> [OBJECTIVE]: Copy out the entries below in full and exactly.
■ ■ ■ ■ ■
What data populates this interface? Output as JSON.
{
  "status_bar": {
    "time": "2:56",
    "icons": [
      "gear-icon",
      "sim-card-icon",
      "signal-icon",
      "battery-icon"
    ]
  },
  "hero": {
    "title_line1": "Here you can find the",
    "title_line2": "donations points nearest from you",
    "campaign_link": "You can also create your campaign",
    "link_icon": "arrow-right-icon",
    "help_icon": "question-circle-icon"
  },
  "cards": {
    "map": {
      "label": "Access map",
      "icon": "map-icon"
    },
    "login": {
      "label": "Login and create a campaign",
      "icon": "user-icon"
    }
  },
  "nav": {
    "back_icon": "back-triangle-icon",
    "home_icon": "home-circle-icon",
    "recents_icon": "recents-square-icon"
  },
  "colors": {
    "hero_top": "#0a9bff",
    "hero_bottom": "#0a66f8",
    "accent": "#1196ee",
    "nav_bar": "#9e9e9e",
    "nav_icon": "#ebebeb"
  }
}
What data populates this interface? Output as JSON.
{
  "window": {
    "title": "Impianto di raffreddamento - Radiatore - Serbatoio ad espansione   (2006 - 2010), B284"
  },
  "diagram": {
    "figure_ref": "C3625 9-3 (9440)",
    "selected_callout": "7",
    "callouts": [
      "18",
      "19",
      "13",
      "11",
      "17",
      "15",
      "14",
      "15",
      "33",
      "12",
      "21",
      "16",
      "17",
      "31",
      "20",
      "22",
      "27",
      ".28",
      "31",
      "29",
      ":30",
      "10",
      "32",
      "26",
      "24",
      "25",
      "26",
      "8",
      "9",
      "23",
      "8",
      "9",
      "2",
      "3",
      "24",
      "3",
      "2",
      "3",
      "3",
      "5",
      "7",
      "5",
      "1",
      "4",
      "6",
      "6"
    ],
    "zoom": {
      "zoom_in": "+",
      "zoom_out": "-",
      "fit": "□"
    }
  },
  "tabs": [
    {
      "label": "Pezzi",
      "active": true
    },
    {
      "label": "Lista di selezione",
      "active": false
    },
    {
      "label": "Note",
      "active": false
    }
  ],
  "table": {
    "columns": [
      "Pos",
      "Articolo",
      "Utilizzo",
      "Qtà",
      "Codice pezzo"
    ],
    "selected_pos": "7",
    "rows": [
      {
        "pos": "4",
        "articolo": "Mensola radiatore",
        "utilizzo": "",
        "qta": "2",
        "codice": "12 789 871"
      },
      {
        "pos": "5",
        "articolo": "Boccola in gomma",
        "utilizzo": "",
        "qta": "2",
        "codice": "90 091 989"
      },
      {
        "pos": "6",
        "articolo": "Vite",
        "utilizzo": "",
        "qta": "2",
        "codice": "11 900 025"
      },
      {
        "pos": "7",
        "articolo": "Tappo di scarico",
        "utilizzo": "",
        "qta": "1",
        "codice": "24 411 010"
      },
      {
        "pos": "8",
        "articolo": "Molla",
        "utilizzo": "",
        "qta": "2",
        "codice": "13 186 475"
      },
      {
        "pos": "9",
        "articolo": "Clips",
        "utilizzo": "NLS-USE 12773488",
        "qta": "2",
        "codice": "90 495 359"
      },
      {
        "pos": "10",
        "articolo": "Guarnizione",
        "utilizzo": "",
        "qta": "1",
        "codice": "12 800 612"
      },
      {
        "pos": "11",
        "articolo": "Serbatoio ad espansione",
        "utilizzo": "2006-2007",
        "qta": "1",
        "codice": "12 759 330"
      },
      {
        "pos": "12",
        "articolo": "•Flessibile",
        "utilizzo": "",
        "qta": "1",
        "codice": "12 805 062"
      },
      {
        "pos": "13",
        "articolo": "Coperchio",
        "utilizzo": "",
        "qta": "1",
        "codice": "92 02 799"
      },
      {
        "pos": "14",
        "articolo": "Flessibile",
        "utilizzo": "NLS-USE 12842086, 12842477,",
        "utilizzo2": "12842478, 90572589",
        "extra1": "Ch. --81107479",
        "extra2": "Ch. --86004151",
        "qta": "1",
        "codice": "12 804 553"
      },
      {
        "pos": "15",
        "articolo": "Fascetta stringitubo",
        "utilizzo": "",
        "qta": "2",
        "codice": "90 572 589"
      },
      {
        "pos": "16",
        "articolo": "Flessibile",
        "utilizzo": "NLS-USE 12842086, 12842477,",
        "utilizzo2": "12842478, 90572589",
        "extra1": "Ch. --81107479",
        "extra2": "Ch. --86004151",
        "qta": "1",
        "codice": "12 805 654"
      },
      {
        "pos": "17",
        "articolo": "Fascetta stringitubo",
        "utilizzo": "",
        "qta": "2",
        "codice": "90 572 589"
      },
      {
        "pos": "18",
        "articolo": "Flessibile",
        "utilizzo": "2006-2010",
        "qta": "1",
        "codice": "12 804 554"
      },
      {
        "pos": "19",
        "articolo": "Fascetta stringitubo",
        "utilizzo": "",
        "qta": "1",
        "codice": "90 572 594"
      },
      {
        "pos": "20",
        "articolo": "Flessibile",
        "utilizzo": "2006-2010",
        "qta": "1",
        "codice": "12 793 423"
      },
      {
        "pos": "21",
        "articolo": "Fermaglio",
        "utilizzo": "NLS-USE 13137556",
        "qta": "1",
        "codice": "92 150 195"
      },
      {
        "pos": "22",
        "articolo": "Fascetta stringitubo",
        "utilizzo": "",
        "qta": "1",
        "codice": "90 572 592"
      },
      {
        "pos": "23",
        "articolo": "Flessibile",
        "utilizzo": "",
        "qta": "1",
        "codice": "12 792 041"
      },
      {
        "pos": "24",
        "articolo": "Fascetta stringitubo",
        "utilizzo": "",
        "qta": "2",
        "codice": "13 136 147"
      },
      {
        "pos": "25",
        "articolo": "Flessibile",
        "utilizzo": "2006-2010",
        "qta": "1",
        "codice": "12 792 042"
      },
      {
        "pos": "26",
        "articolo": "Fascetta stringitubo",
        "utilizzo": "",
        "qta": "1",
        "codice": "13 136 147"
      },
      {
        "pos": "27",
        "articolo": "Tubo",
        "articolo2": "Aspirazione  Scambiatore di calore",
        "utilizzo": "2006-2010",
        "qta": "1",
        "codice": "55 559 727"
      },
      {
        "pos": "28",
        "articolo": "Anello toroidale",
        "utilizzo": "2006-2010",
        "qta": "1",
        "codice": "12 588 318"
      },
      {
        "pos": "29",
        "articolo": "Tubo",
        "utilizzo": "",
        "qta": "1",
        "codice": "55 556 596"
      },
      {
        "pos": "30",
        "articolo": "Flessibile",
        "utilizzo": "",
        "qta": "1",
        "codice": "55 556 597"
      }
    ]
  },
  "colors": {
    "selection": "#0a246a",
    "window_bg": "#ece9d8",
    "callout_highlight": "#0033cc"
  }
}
■ ■ ■ ■ ■
> [WORKED SOLUTION]:
What data populates this interface? Output as JSON.
{
  "status_bar": {
    "time": "2:56",
    "icons": [
      "gear-icon",
      "sim-card-icon",
      "signal-icon",
      "battery-icon"
    ]
  },
  "hero": {
    "title_line1": "Here you can find the",
    "title_line2": "donations points nearest from you",
    "campaign_link": "You can also create your campaign",
    "link_icon": "arrow-right-icon",
    "help_icon": "question-circle-icon"
  },
  "cards": {
    "map": {
      "label": "Access map",
      "icon": "map-icon"
    },
    "login": {
      "label": "Login and create a campaign",
      "icon": "user-icon"
    }
  },
  "nav": {
    "back_icon": "back-triangle-icon",
    "home_icon": "home-circle-icon",
    "recents_icon": "recents-square-icon"
  },
  "colors": {
    "hero_top": "#0a9bff",
    "hero_bottom": "#0a66f8",
    "accent": "#1196ee",
    "nav_bar": "#9e9e9e",
    "nav_icon": "#ebebeb"
  }
}
What data populates this interface? Output as JSON.
{
  "window": {
    "title": "Impianto di raffreddamento - Radiatore - Serbatoio ad espansione   (2006 - 2010), B284"
  },
  "diagram": {
    "figure_ref": "C3625 9-3 (9440)",
    "selected_callout": "7",
    "callouts": [
      "18",
      "19",
      "13",
      "11",
      "17",
      "15",
      "14",
      "15",
      "33",
      "12",
      "21",
      "16",
      "17",
      "31",
      "20",
      "22",
      "27",
      ".28",
      "31",
      "29",
      ":30",
      "10",
      "32",
      "26",
      "24",
      "25",
      "26",
      "8",
      "9",
      "23",
      "8",
      "9",
      "2",
      "3",
      "24",
      "3",
      "2",
      "3",
      "3",
      "5",
      "7",
      "5",
      "1",
      "4",
      "6",
      "6"
    ],
    "zoom": {
      "zoom_in": "+",
      "zoom_out": "-",
      "fit": "□"
    }
  },
  "tabs": [
    {
      "label": "Pezzi",
      "active": true
    },
    {
      "label": "Lista di selezione",
      "active": false
    },
    {
      "label": "Note",
      "active": false
    }
  ],
  "table": {
    "columns": [
      "Pos",
      "Articolo",
      "Utilizzo",
      "Qtà",
      "Codice pezzo"
    ],
    "selected_pos": "7",
    "rows": [
      {
        "pos": "4",
        "articolo": "Mensola radiatore",
        "utilizzo": "",
        "qta": "2",
        "codice": "12 789 871"
      },
      {
        "pos": "5",
        "articolo": "Boccola in gomma",
        "utilizzo": "",
        "qta": "2",
        "codice": "90 091 989"
      },
      {
        "pos": "6",
        "articolo": "Vite",
        "utilizzo": "",
        "qta": "2",
        "codice": "11 900 025"
      },
      {
        "pos": "7",
        "articolo": "Tappo di scarico",
        "utilizzo": "",
        "qta": "1",
        "codice": "24 411 010"
      },
      {
        "pos": "8",
        "articolo": "Molla",
        "utilizzo": "",
        "qta": "2",
        "codice": "13 186 475"
      },
      {
        "pos": "9",
        "articolo": "Clips",
        "utilizzo": "NLS-USE 12773488",
        "qta": "2",
        "codice": "90 495 359"
      },
      {
        "pos": "10",
        "articolo": "Guarnizione",
        "utilizzo": "",
        "qta": "1",
        "codice": "12 800 612"
      },
      {
        "pos": "11",
        "articolo": "Serbatoio ad espansione",
        "utilizzo": "2006-2007",
        "qta": "1",
        "codice": "12 759 330"
      },
      {
        "pos": "12",
        "articolo": "•Flessibile",
        "utilizzo": "",
        "qta": "1",
        "codice": "12 805 062"
      },
      {
        "pos": "13",
        "articolo": "Coperchio",
        "utilizzo": "",
        "qta": "1",
        "codice": "92 02 799"
      },
      {
        "pos": "14",
        "articolo": "Flessibile",
        "utilizzo": "NLS-USE 12842086, 12842477,",
        "utilizzo2": "12842478, 90572589",
        "extra1": "Ch. --81107479",
        "extra2": "Ch. --86004151",
        "qta": "1",
        "codice": "12 804 553"
      },
      {
        "pos": "15",
        "articolo": "Fascetta stringitubo",
        "utilizzo": "",
        "qta": "2",
        "codice": "90 572 589"
      },
      {
        "pos": "16",
        "articolo": "Flessibile",
        "utilizzo": "NLS-USE 12842086, 12842477,",
        "utilizzo2": "12842478, 90572589",
        "extra1": "Ch. --81107479",
        "extra2": "Ch. --86004151",
        "qta": "1",
        "codice": "12 805 654"
      },
      {
        "pos": "17",
        "articolo": "Fascetta stringitubo",
        "utilizzo": "",
        "qta": "2",
        "codice": "90 572 589"
      },
      {
        "pos": "18",
        "articolo": "Flessibile",
        "utilizzo": "2006-2010",
        "qta": "1",
        "codice": "12 804 554"
      },
      {
        "pos": "19",
        "articolo": "Fascetta stringitubo",
        "utilizzo": "",
        "qta": "1",
        "codice": "90 572 594"
      },
      {
        "pos": "20",
        "articolo": "Flessibile",
        "utilizzo": "2006-2010",
        "qta": "1",
        "codice": "12 793 423"
      },
      {
        "pos": "21",
        "articolo": "Fermaglio",
        "utilizzo": "NLS-USE 13137556",
        "qta": "1",
        "codice": "92 150 195"
      },
      {
        "pos": "22",
        "articolo": "Fascetta stringitubo",
        "utilizzo": "",
        "qta": "1",
        "codice": "90 572 592"
      },
      {
        "pos": "23",
        "articolo": "Flessibile",
        "utilizzo": "",
        "qta": "1",
        "codice": "12 792 041"
      },
      {
        "pos": "24",
        "articolo": "Fascetta stringitubo",
        "utilizzo": "",
        "qta": "2",
        "codice": "13 136 147"
      },
      {
        "pos": "25",
        "articolo": "Flessibile",
        "utilizzo": "2006-2010",
        "qta": "1",
        "codice": "12 792 042"
      },
      {
        "pos": "26",
        "articolo": "Fascetta stringitubo",
        "utilizzo": "",
        "qta": "1",
        "codice": "13 136 147"
      },
      {
        "pos": "27",
        "articolo": "Tubo",
        "articolo2": "Aspirazione  Scambiatore di calore",
        "utilizzo": "2006-2010",
        "qta": "1",
        "codice": "55 559 727"
      },
      {
        "pos": "28",
        "articolo": "Anello toroidale",
        "utilizzo": "2006-2010",
        "qta": "1",
        "codice": "12 588 318"
      },
      {
        "pos": "29",
        "articolo": "Tubo",
        "utilizzo": "",
        "qta": "1",
        "codice": "55 556 596"
      },
      {
        "pos": "30",
        "articolo": "Flessibile",
        "utilizzo": "",
        "qta": "1",
        "codice": "55 556 597"
      }
    ]
  },
  "colors": {
    "selection": "#0a246a",
    "window_bg": "#ece9d8",
    "callout_highlight": "#0033cc"
  }
}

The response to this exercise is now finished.